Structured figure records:
=====

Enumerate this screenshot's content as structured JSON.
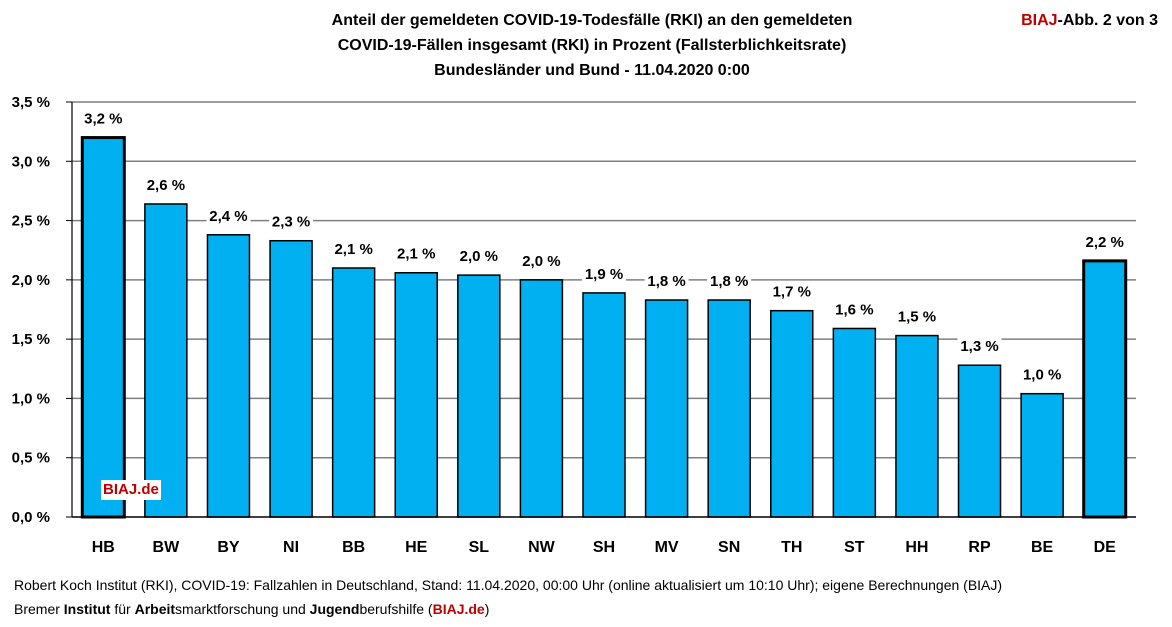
{
  "title": {
    "line1": "Anteil der gemeldeten COVID-19-Todesfälle (RKI) an den gemeldeten",
    "line2": "COVID-19-Fällen insgesamt (RKI) in Prozent (Fallsterblichkeitsrate)",
    "line3": "Bundesländer und Bund - 11.04.2020 0:00"
  },
  "badge": {
    "brand": "BIAJ",
    "rest": "-Abb. 2 von 3"
  },
  "watermark": "BIAJ.de",
  "source": {
    "line1": "Robert Koch Institut (RKI), COVID-19: Fallzahlen in Deutschland, Stand: 11.04.2020, 00:00 Uhr (online aktualisiert um 10:10 Uhr); eigene Berechnungen (BIAJ)",
    "line2": {
      "p1": "Bremer ",
      "b1": "Institut",
      "p2": " für ",
      "b2": "Arbeit",
      "p3": "smarktforschung und ",
      "b3": "Jugend",
      "p4": "berufshilfe (",
      "link": "BIAJ.de",
      "p5": ")"
    }
  },
  "colors": {
    "bar": "#00b0f0",
    "bar_stroke": "#000000",
    "grid": "#7f7f7f",
    "brand": "#c00000"
  },
  "chart_data": {
    "type": "bar",
    "categories": [
      "HB",
      "BW",
      "BY",
      "NI",
      "BB",
      "HE",
      "SL",
      "NW",
      "SH",
      "MV",
      "SN",
      "TH",
      "ST",
      "HH",
      "RP",
      "BE",
      "DE"
    ],
    "values": [
      3.2,
      2.64,
      2.38,
      2.33,
      2.1,
      2.06,
      2.04,
      2.0,
      1.89,
      1.83,
      1.83,
      1.74,
      1.59,
      1.53,
      1.28,
      1.04,
      2.16
    ],
    "data_labels": [
      "3,2 %",
      "2,6 %",
      "2,4 %",
      "2,3 %",
      "2,1 %",
      "2,1 %",
      "2,0 %",
      "2,0 %",
      "1,9 %",
      "1,8 %",
      "1,8 %",
      "1,7 %",
      "1,6 %",
      "1,5 %",
      "1,3 %",
      "1,0 %",
      "2,2 %"
    ],
    "highlighted": [
      "HB",
      "DE"
    ],
    "ylim": [
      0,
      3.5
    ],
    "yticks": [
      0,
      0.5,
      1.0,
      1.5,
      2.0,
      2.5,
      3.0,
      3.5
    ],
    "ytick_labels": [
      "0,0 %",
      "0,5 %",
      "1,0 %",
      "1,5 %",
      "2,0 %",
      "2,5 %",
      "3,0 %",
      "3,5 %"
    ],
    "grid": true,
    "legend": "none"
  }
}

=====

#### Work to be completed
Repeat the material above word for word and skip every image in it.

#### Exercise response
Enumerate this screenshot's content as structured JSON.
{
  "title": {
    "line1": "Anteil der gemeldeten COVID-19-Todesfälle (RKI) an den gemeldeten",
    "line2": "COVID-19-Fällen insgesamt (RKI) in Prozent (Fallsterblichkeitsrate)",
    "line3": "Bundesländer und Bund - 11.04.2020 0:00"
  },
  "badge": {
    "brand": "BIAJ",
    "rest": "-Abb. 2 von 3"
  },
  "watermark": "BIAJ.de",
  "source": {
    "line1": "Robert Koch Institut (RKI), COVID-19: Fallzahlen in Deutschland, Stand: 11.04.2020, 00:00 Uhr (online aktualisiert um 10:10 Uhr); eigene Berechnungen (BIAJ)",
    "line2": {
      "p1": "Bremer ",
      "b1": "Institut",
      "p2": " für ",
      "b2": "Arbeit",
      "p3": "smarktforschung und ",
      "b3": "Jugend",
      "p4": "berufshilfe (",
      "link": "BIAJ.de",
      "p5": ")"
    }
  },
  "colors": {
    "bar": "#00b0f0",
    "bar_stroke": "#000000",
    "grid": "#7f7f7f",
    "brand": "#c00000"
  },
  "chart_data": {
    "type": "bar",
    "categories": [
      "HB",
      "BW",
      "BY",
      "NI",
      "BB",
      "HE",
      "SL",
      "NW",
      "SH",
      "MV",
      "SN",
      "TH",
      "ST",
      "HH",
      "RP",
      "BE",
      "DE"
    ],
    "values": [
      3.2,
      2.64,
      2.38,
      2.33,
      2.1,
      2.06,
      2.04,
      2.0,
      1.89,
      1.83,
      1.83,
      1.74,
      1.59,
      1.53,
      1.28,
      1.04,
      2.16
    ],
    "data_labels": [
      "3,2 %",
      "2,6 %",
      "2,4 %",
      "2,3 %",
      "2,1 %",
      "2,1 %",
      "2,0 %",
      "2,0 %",
      "1,9 %",
      "1,8 %",
      "1,8 %",
      "1,7 %",
      "1,6 %",
      "1,5 %",
      "1,3 %",
      "1,0 %",
      "2,2 %"
    ],
    "highlighted": [
      "HB",
      "DE"
    ],
    "ylim": [
      0,
      3.5
    ],
    "yticks": [
      0,
      0.5,
      1.0,
      1.5,
      2.0,
      2.5,
      3.0,
      3.5
    ],
    "ytick_labels": [
      "0,0 %",
      "0,5 %",
      "1,0 %",
      "1,5 %",
      "2,0 %",
      "2,5 %",
      "3,0 %",
      "3,5 %"
    ],
    "grid": true,
    "legend": "none"
  }
}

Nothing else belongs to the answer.